Reproduce all entries verbatim, with nothing added or dropped.

━━━━━━━━

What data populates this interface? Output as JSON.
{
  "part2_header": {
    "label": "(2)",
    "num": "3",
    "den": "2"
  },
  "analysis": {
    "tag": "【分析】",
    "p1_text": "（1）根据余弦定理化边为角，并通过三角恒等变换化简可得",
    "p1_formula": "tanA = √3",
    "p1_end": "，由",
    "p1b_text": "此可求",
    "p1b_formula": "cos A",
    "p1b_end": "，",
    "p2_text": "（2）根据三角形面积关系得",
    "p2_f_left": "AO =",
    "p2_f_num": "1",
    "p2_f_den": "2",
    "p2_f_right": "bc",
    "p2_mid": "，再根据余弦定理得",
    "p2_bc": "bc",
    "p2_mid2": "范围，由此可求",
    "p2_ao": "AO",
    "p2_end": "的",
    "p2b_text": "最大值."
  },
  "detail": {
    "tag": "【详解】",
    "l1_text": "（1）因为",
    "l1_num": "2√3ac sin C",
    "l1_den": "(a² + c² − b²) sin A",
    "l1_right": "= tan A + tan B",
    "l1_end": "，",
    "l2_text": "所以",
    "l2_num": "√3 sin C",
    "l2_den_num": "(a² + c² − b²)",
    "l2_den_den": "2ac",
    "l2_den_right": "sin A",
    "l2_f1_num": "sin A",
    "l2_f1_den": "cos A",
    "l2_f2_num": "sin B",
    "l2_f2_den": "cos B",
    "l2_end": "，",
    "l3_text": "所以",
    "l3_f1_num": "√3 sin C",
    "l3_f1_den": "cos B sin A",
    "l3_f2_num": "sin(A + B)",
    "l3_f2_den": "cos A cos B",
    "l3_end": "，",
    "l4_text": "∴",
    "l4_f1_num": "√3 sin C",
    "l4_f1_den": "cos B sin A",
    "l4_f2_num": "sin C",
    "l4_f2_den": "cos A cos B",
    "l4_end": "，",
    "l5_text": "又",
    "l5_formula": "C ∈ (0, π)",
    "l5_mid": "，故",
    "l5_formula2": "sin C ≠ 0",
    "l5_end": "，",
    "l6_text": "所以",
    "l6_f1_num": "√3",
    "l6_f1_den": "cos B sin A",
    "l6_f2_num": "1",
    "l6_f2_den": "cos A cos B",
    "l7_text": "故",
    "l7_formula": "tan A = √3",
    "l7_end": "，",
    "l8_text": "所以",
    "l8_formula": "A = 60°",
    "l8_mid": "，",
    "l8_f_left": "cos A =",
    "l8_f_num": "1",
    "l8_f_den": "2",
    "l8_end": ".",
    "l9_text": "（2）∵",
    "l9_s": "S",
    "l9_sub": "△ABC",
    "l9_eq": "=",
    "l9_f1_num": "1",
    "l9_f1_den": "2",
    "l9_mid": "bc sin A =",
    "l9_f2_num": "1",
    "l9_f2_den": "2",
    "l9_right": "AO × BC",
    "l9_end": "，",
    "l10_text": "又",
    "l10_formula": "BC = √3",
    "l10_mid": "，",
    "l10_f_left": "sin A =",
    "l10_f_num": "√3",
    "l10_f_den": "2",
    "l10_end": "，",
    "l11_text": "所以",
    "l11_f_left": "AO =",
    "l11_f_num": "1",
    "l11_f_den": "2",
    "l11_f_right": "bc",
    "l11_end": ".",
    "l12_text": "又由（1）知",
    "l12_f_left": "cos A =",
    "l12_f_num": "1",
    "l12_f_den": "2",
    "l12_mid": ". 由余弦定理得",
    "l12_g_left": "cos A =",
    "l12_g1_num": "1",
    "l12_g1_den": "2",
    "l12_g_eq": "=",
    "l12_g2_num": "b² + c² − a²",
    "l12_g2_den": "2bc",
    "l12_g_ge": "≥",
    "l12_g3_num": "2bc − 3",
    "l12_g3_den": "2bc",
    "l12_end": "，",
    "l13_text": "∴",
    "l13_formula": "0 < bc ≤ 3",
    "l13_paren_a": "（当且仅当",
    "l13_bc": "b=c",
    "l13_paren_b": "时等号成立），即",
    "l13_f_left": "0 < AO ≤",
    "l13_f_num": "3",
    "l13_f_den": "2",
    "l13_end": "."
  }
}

━━━━━━━━

■ Full solution ■
What data populates this interface? Output as JSON.
{
  "part2_header": {
    "label": "(2)",
    "num": "3",
    "den": "2"
  },
  "analysis": {
    "tag": "【分析】",
    "p1_text": "（1）根据余弦定理化边为角，并通过三角恒等变换化简可得",
    "p1_formula": "tanA = √3",
    "p1_end": "，由",
    "p1b_text": "此可求",
    "p1b_formula": "cos A",
    "p1b_end": "，",
    "p2_text": "（2）根据三角形面积关系得",
    "p2_f_left": "AO =",
    "p2_f_num": "1",
    "p2_f_den": "2",
    "p2_f_right": "bc",
    "p2_mid": "，再根据余弦定理得",
    "p2_bc": "bc",
    "p2_mid2": "范围，由此可求",
    "p2_ao": "AO",
    "p2_end": "的",
    "p2b_text": "最大值."
  },
  "detail": {
    "tag": "【详解】",
    "l1_text": "（1）因为",
    "l1_num": "2√3ac sin C",
    "l1_den": "(a² + c² − b²) sin A",
    "l1_right": "= tan A + tan B",
    "l1_end": "，",
    "l2_text": "所以",
    "l2_num": "√3 sin C",
    "l2_den_num": "(a² + c² − b²)",
    "l2_den_den": "2ac",
    "l2_den_right": "sin A",
    "l2_f1_num": "sin A",
    "l2_f1_den": "cos A",
    "l2_f2_num": "sin B",
    "l2_f2_den": "cos B",
    "l2_end": "，",
    "l3_text": "所以",
    "l3_f1_num": "√3 sin C",
    "l3_f1_den": "cos B sin A",
    "l3_f2_num": "sin(A + B)",
    "l3_f2_den": "cos A cos B",
    "l3_end": "，",
    "l4_text": "∴",
    "l4_f1_num": "√3 sin C",
    "l4_f1_den": "cos B sin A",
    "l4_f2_num": "sin C",
    "l4_f2_den": "cos A cos B",
    "l4_end": "，",
    "l5_text": "又",
    "l5_formula": "C ∈ (0, π)",
    "l5_mid": "，故",
    "l5_formula2": "sin C ≠ 0",
    "l5_end": "，",
    "l6_text": "所以",
    "l6_f1_num": "√3",
    "l6_f1_den": "cos B sin A",
    "l6_f2_num": "1",
    "l6_f2_den": "cos A cos B",
    "l7_text": "故",
    "l7_formula": "tan A = √3",
    "l7_end": "，",
    "l8_text": "所以",
    "l8_formula": "A = 60°",
    "l8_mid": "，",
    "l8_f_left": "cos A =",
    "l8_f_num": "1",
    "l8_f_den": "2",
    "l8_end": ".",
    "l9_text": "（2）∵",
    "l9_s": "S",
    "l9_sub": "△ABC",
    "l9_eq": "=",
    "l9_f1_num": "1",
    "l9_f1_den": "2",
    "l9_mid": "bc sin A =",
    "l9_f2_num": "1",
    "l9_f2_den": "2",
    "l9_right": "AO × BC",
    "l9_end": "，",
    "l10_text": "又",
    "l10_formula": "BC = √3",
    "l10_mid": "，",
    "l10_f_left": "sin A =",
    "l10_f_num": "√3",
    "l10_f_den": "2",
    "l10_end": "，",
    "l11_text": "所以",
    "l11_f_left": "AO =",
    "l11_f_num": "1",
    "l11_f_den": "2",
    "l11_f_right": "bc",
    "l11_end": ".",
    "l12_text": "又由（1）知",
    "l12_f_left": "cos A =",
    "l12_f_num": "1",
    "l12_f_den": "2",
    "l12_mid": ". 由余弦定理得",
    "l12_g_left": "cos A =",
    "l12_g1_num": "1",
    "l12_g1_den": "2",
    "l12_g_eq": "=",
    "l12_g2_num": "b² + c² − a²",
    "l12_g2_den": "2bc",
    "l12_g_ge": "≥",
    "l12_g3_num": "2bc − 3",
    "l12_g3_den": "2bc",
    "l12_end": "，",
    "l13_text": "∴",
    "l13_formula": "0 < bc ≤ 3",
    "l13_paren_a": "（当且仅当",
    "l13_bc": "b=c",
    "l13_paren_b": "时等号成立），即",
    "l13_f_left": "0 < AO ≤",
    "l13_f_num": "3",
    "l13_f_den": "2",
    "l13_end": "."
  }
}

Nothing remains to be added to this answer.